◆ **SHORT PROBLEM**
List the lines of this listing that hold the word "Barron".

◆ **DATASET ENTRIES**
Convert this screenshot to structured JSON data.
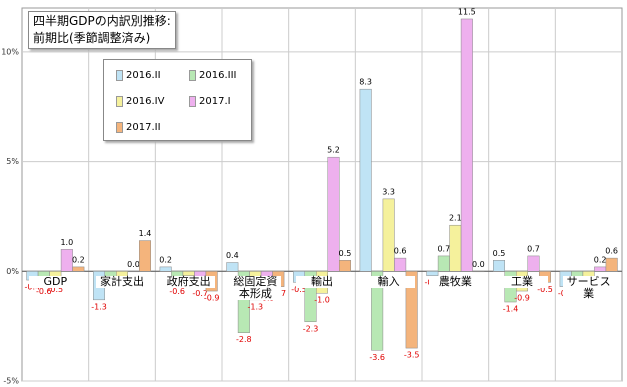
{
  "chart_data": {
    "type": "bar",
    "title": [
      "四半期GDPの内訳別推移:",
      "前期比(季節調整済み)"
    ],
    "categories": [
      "GDP",
      "家計支出",
      "政府支出",
      "総固定資本形成",
      "輸出",
      "輸入",
      "農牧業",
      "工業",
      "サービス業"
    ],
    "series": [
      {
        "name": "2016.II",
        "color": "#bfe3f5",
        "values": [
          -0.4,
          -1.3,
          0.2,
          0.4,
          -0.5,
          8.3,
          -0.2,
          0.5,
          -0.7
        ],
        "value_labels": [
          "-0.4",
          "-1.3",
          "0.2",
          "0.4",
          "-0.5",
          "8.3",
          "-0.2",
          "0.5",
          "-0.7"
        ]
      },
      {
        "name": "2016.III",
        "color": "#b8e8b4",
        "values": [
          -0.6,
          -0.3,
          -0.6,
          -2.8,
          -2.3,
          -3.6,
          0.7,
          -1.4,
          -0.5
        ],
        "value_labels": [
          "-0.6",
          "-0.3",
          "-0.6",
          "-2.8",
          "-2.3",
          "-3.6",
          "0.7",
          "-1.4",
          "-0.5"
        ]
      },
      {
        "name": "2016.IV",
        "color": "#f5f19c",
        "values": [
          -0.5,
          -0.3,
          -0.2,
          -1.3,
          -1.0,
          3.3,
          2.1,
          -0.9,
          -0.7
        ],
        "value_labels": [
          "-0.5",
          "-0.3",
          "-0.2",
          "-1.3",
          "-1.0",
          "3.3",
          "2.1",
          "-0.9",
          "-0.7"
        ]
      },
      {
        "name": "2017.I",
        "color": "#eeb0ee",
        "values": [
          1.0,
          0.0,
          -0.7,
          -0.9,
          5.2,
          0.6,
          11.5,
          0.7,
          0.2
        ],
        "value_labels": [
          "1.0",
          "0.0",
          "-0.7",
          "-0.9",
          "5.2",
          "0.6",
          "11.5",
          "0.7",
          "0.2"
        ]
      },
      {
        "name": "2017.II",
        "color": "#f4b47c",
        "values": [
          0.2,
          1.4,
          -0.9,
          -0.7,
          0.5,
          -3.5,
          0.0,
          -0.5,
          0.6
        ],
        "value_labels": [
          "0.2",
          "1.4",
          "-0.9",
          "-0.7",
          "0.5",
          "-3.5",
          "0.0",
          "-0.5",
          "0.6"
        ]
      }
    ],
    "ylim": [
      -5,
      12
    ],
    "yticks": [
      {
        "value": -5,
        "label": "-5%"
      },
      {
        "value": 0,
        "label": "0%"
      },
      {
        "value": 5,
        "label": "5%"
      },
      {
        "value": 10,
        "label": "10%"
      }
    ],
    "grid": true
  }
}
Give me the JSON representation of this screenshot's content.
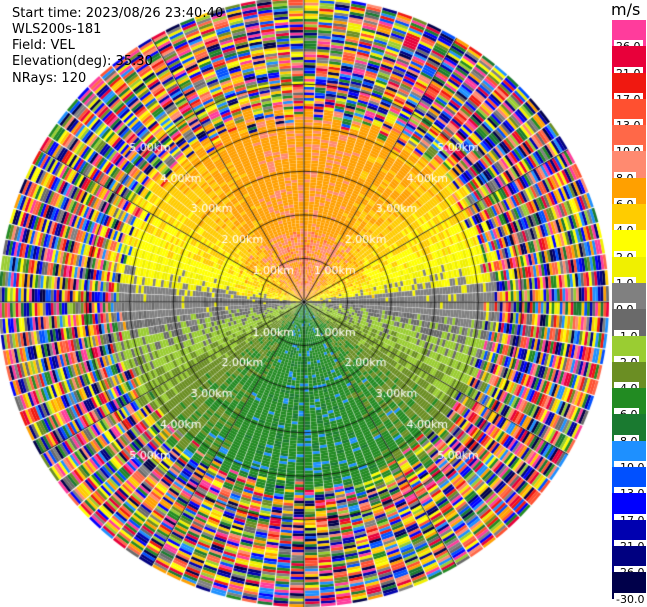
{
  "header": {
    "start_time": "Start time: 2023/08/26 23:40:40",
    "instrument": "WLS200s-181",
    "field": "Field: VEL",
    "elevation": "Elevation(deg): 35.30",
    "nrays": "NRays: 120"
  },
  "colorbar": {
    "unit": "m/s",
    "entries": [
      {
        "label": "26.0",
        "color": "#ff3c9c"
      },
      {
        "label": "21.0",
        "color": "#e8003a"
      },
      {
        "label": "17.0",
        "color": "#f01810"
      },
      {
        "label": "13.0",
        "color": "#ff5030"
      },
      {
        "label": "10.0",
        "color": "#ff6848"
      },
      {
        "label": "8.0",
        "color": "#ff8a70"
      },
      {
        "label": "6.0",
        "color": "#ffa000"
      },
      {
        "label": "4.0",
        "color": "#ffcc00"
      },
      {
        "label": "2.0",
        "color": "#ffff00"
      },
      {
        "label": "1.0",
        "color": "#f0f000"
      },
      {
        "label": "0.0",
        "color": "#808080"
      },
      {
        "label": "-1.0",
        "color": "#6a6a6a"
      },
      {
        "label": "-2.0",
        "color": "#9acd32"
      },
      {
        "label": "-4.0",
        "color": "#6b8e23"
      },
      {
        "label": "-6.0",
        "color": "#228b22"
      },
      {
        "label": "-8.0",
        "color": "#1a7a30"
      },
      {
        "label": "-10.0",
        "color": "#1e90ff"
      },
      {
        "label": "-13.0",
        "color": "#0050ff"
      },
      {
        "label": "-17.0",
        "color": "#0000ff"
      },
      {
        "label": "-21.0",
        "color": "#0000b0"
      },
      {
        "label": "-26.0",
        "color": "#000080"
      },
      {
        "label": "-30.0",
        "color": "#00004a"
      }
    ]
  },
  "chart_data": {
    "type": "heatmap",
    "projection": "polar PPI",
    "field": "VEL",
    "unit": "m/s",
    "nrays": 120,
    "elevation_deg": 35.3,
    "range_ring_labels": [
      "1.00km",
      "2.00km",
      "3.00km",
      "4.00km",
      "5.00km"
    ],
    "range_rings_km": [
      1,
      2,
      3,
      4,
      5
    ],
    "max_range_km": 7,
    "spoke_angles_deg": [
      0,
      30,
      60,
      90,
      120,
      150,
      180,
      210,
      240,
      270,
      300,
      330
    ],
    "pattern_summary": "positive velocities (orange/yellow, about 2 to 8 m/s) to the north; negative velocities (green, about -2 to -8 m/s, with blue patches near -10 m/s) to the south; grey near 0 m/s along the east-west line; noisy multicolor speckle beyond about 4.5 km"
  }
}
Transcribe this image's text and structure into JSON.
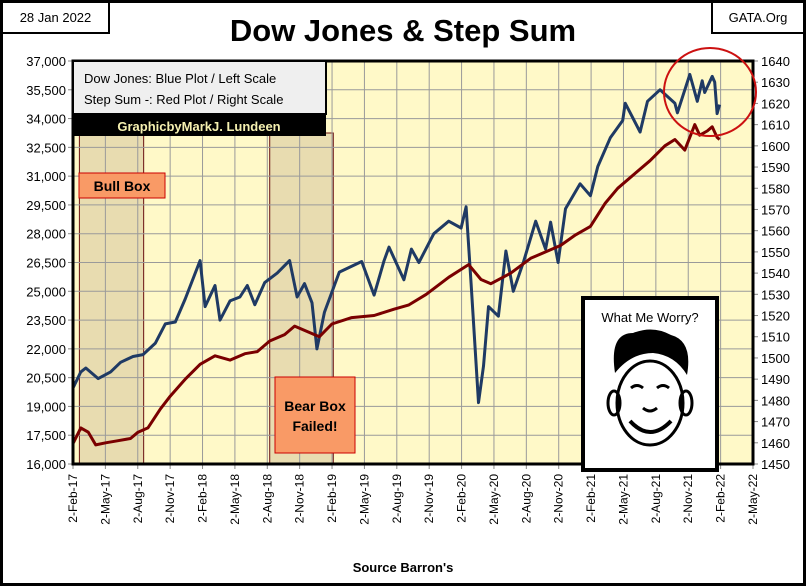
{
  "header": {
    "date": "28 Jan 2022",
    "site": "GATA.Org",
    "title": "Dow Jones & Step Sum"
  },
  "legend": {
    "line1": "Dow Jones: Blue Plot / Left Scale",
    "line2": "Step Sum -: Red Plot / Right Scale",
    "credit": "GraphicbyMarkJ. Lundeen"
  },
  "annotations": {
    "bull_box": "Bull Box",
    "bear_box_line1": "Bear Box",
    "bear_box_line2": "Failed!",
    "worry": "What Me Worry?"
  },
  "footer": {
    "source": "Source Barron's"
  },
  "colors": {
    "dow": "#1f3a64",
    "step_sum": "#7a0000",
    "plot_bg": "#fff9c8",
    "box_fill": "#e8dcb0",
    "label_fill": "#f99a66",
    "circle": "#cc1111"
  },
  "chart_data": {
    "type": "line",
    "title": "Dow Jones & Step Sum",
    "xlabel": "Source Barron's",
    "x_range": [
      "2017-02-02",
      "2022-05-02"
    ],
    "x_ticks": [
      "2-Feb-17",
      "2-May-17",
      "2-Aug-17",
      "2-Nov-17",
      "2-Feb-18",
      "2-May-18",
      "2-Aug-18",
      "2-Nov-18",
      "2-Feb-19",
      "2-May-19",
      "2-Aug-19",
      "2-Nov-19",
      "2-Feb-20",
      "2-May-20",
      "2-Aug-20",
      "2-Nov-20",
      "2-Feb-21",
      "2-May-21",
      "2-Aug-21",
      "2-Nov-21",
      "2-Feb-22",
      "2-May-22"
    ],
    "y_left": {
      "range": [
        16000,
        37000
      ],
      "ticks": [
        "16,000",
        "17,500",
        "19,000",
        "20,500",
        "22,000",
        "23,500",
        "25,000",
        "26,500",
        "28,000",
        "29,500",
        "31,000",
        "32,500",
        "34,000",
        "35,500",
        "37,000"
      ]
    },
    "y_right": {
      "range": [
        1450,
        1640
      ],
      "ticks": [
        "1450",
        "1460",
        "1470",
        "1480",
        "1490",
        "1500",
        "1510",
        "1520",
        "1530",
        "1540",
        "1550",
        "1560",
        "1570",
        "1580",
        "1590",
        "1600",
        "1610",
        "1620",
        "1630",
        "1640"
      ]
    },
    "grid": true,
    "series": [
      {
        "name": "Dow Jones",
        "axis": "left",
        "points": [
          [
            "2017-02-03",
            20000
          ],
          [
            "2017-02-24",
            20800
          ],
          [
            "2017-03-10",
            21000
          ],
          [
            "2017-04-14",
            20450
          ],
          [
            "2017-05-19",
            20800
          ],
          [
            "2017-06-16",
            21300
          ],
          [
            "2017-07-21",
            21600
          ],
          [
            "2017-08-18",
            21700
          ],
          [
            "2017-09-22",
            22300
          ],
          [
            "2017-10-20",
            23300
          ],
          [
            "2017-11-17",
            23400
          ],
          [
            "2017-12-15",
            24600
          ],
          [
            "2018-01-26",
            26600
          ],
          [
            "2018-02-09",
            24200
          ],
          [
            "2018-03-09",
            25300
          ],
          [
            "2018-03-23",
            23500
          ],
          [
            "2018-04-20",
            24500
          ],
          [
            "2018-05-18",
            24700
          ],
          [
            "2018-06-08",
            25300
          ],
          [
            "2018-06-29",
            24300
          ],
          [
            "2018-07-27",
            25450
          ],
          [
            "2018-08-31",
            25950
          ],
          [
            "2018-10-05",
            26600
          ],
          [
            "2018-10-26",
            24700
          ],
          [
            "2018-11-16",
            25400
          ],
          [
            "2018-12-07",
            24400
          ],
          [
            "2018-12-21",
            22000
          ],
          [
            "2019-01-11",
            23900
          ],
          [
            "2019-02-22",
            26000
          ],
          [
            "2019-04-26",
            26550
          ],
          [
            "2019-05-31",
            24800
          ],
          [
            "2019-06-28",
            26600
          ],
          [
            "2019-07-12",
            27300
          ],
          [
            "2019-08-23",
            25600
          ],
          [
            "2019-09-13",
            27200
          ],
          [
            "2019-10-04",
            26500
          ],
          [
            "2019-11-15",
            28000
          ],
          [
            "2019-12-27",
            28650
          ],
          [
            "2020-01-31",
            28300
          ],
          [
            "2020-02-14",
            29400
          ],
          [
            "2020-02-28",
            25400
          ],
          [
            "2020-03-20",
            19200
          ],
          [
            "2020-04-03",
            21100
          ],
          [
            "2020-04-17",
            24200
          ],
          [
            "2020-05-15",
            23700
          ],
          [
            "2020-06-05",
            27100
          ],
          [
            "2020-06-26",
            25000
          ],
          [
            "2020-07-24",
            26500
          ],
          [
            "2020-08-28",
            28650
          ],
          [
            "2020-09-25",
            27200
          ],
          [
            "2020-10-09",
            28600
          ],
          [
            "2020-10-30",
            26500
          ],
          [
            "2020-11-20",
            29300
          ],
          [
            "2020-12-31",
            30600
          ],
          [
            "2021-01-29",
            29980
          ],
          [
            "2021-02-19",
            31500
          ],
          [
            "2021-03-26",
            33000
          ],
          [
            "2021-04-30",
            33900
          ],
          [
            "2021-05-07",
            34800
          ],
          [
            "2021-06-18",
            33300
          ],
          [
            "2021-07-09",
            34900
          ],
          [
            "2021-08-13",
            35500
          ],
          [
            "2021-09-24",
            34800
          ],
          [
            "2021-10-01",
            34300
          ],
          [
            "2021-11-05",
            36300
          ],
          [
            "2021-11-26",
            34900
          ],
          [
            "2021-12-10",
            35970
          ],
          [
            "2021-12-17",
            35360
          ],
          [
            "2022-01-07",
            36200
          ],
          [
            "2022-01-14",
            35900
          ],
          [
            "2022-01-21",
            34260
          ],
          [
            "2022-01-28",
            34730
          ]
        ]
      },
      {
        "name": "Step Sum",
        "axis": "right",
        "points": [
          [
            "2017-02-03",
            1460
          ],
          [
            "2017-02-24",
            1467
          ],
          [
            "2017-03-17",
            1465
          ],
          [
            "2017-04-07",
            1459
          ],
          [
            "2017-05-05",
            1460
          ],
          [
            "2017-06-09",
            1461
          ],
          [
            "2017-07-14",
            1462
          ],
          [
            "2017-08-04",
            1465
          ],
          [
            "2017-09-01",
            1467
          ],
          [
            "2017-10-06",
            1476
          ],
          [
            "2017-11-03",
            1482
          ],
          [
            "2017-12-15",
            1490
          ],
          [
            "2018-01-26",
            1497
          ],
          [
            "2018-03-09",
            1501
          ],
          [
            "2018-04-20",
            1499
          ],
          [
            "2018-06-01",
            1502
          ],
          [
            "2018-07-06",
            1503
          ],
          [
            "2018-08-10",
            1508
          ],
          [
            "2018-09-21",
            1511
          ],
          [
            "2018-10-19",
            1515
          ],
          [
            "2018-11-30",
            1512
          ],
          [
            "2018-12-28",
            1510
          ],
          [
            "2019-02-01",
            1516
          ],
          [
            "2019-03-29",
            1519
          ],
          [
            "2019-05-31",
            1520
          ],
          [
            "2019-07-26",
            1523
          ],
          [
            "2019-09-06",
            1525
          ],
          [
            "2019-10-25",
            1530
          ],
          [
            "2019-12-27",
            1538
          ],
          [
            "2020-02-21",
            1544
          ],
          [
            "2020-03-27",
            1537
          ],
          [
            "2020-04-24",
            1535
          ],
          [
            "2020-06-19",
            1540
          ],
          [
            "2020-08-14",
            1547
          ],
          [
            "2020-09-25",
            1550
          ],
          [
            "2020-11-06",
            1553
          ],
          [
            "2020-12-18",
            1558
          ],
          [
            "2021-01-29",
            1562
          ],
          [
            "2021-03-12",
            1573
          ],
          [
            "2021-04-16",
            1580
          ],
          [
            "2021-06-04",
            1587
          ],
          [
            "2021-07-16",
            1593
          ],
          [
            "2021-08-27",
            1600
          ],
          [
            "2021-09-24",
            1603
          ],
          [
            "2021-10-22",
            1598
          ],
          [
            "2021-11-19",
            1610
          ],
          [
            "2021-12-03",
            1605
          ],
          [
            "2021-12-24",
            1607
          ],
          [
            "2022-01-07",
            1609
          ],
          [
            "2022-01-21",
            1604
          ],
          [
            "2022-01-28",
            1603
          ]
        ]
      }
    ]
  }
}
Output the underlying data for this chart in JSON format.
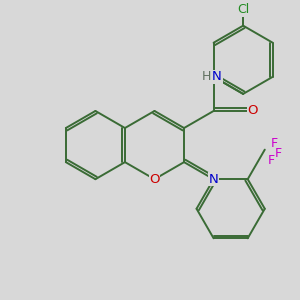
{
  "background_color": "#d8d8d8",
  "bond_color": "#3a6b35",
  "atom_colors": {
    "O": "#cc0000",
    "N": "#0000cc",
    "H": "#607060",
    "Cl": "#228b22",
    "F": "#cc00cc"
  },
  "lw": 1.4,
  "dbl_off": 0.08,
  "figsize": [
    3.0,
    3.0
  ],
  "dpi": 100
}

◆ **EXERCISE SOLUTION**
    "source": "Source Barron's"
    "xlabel": "Source Barron's",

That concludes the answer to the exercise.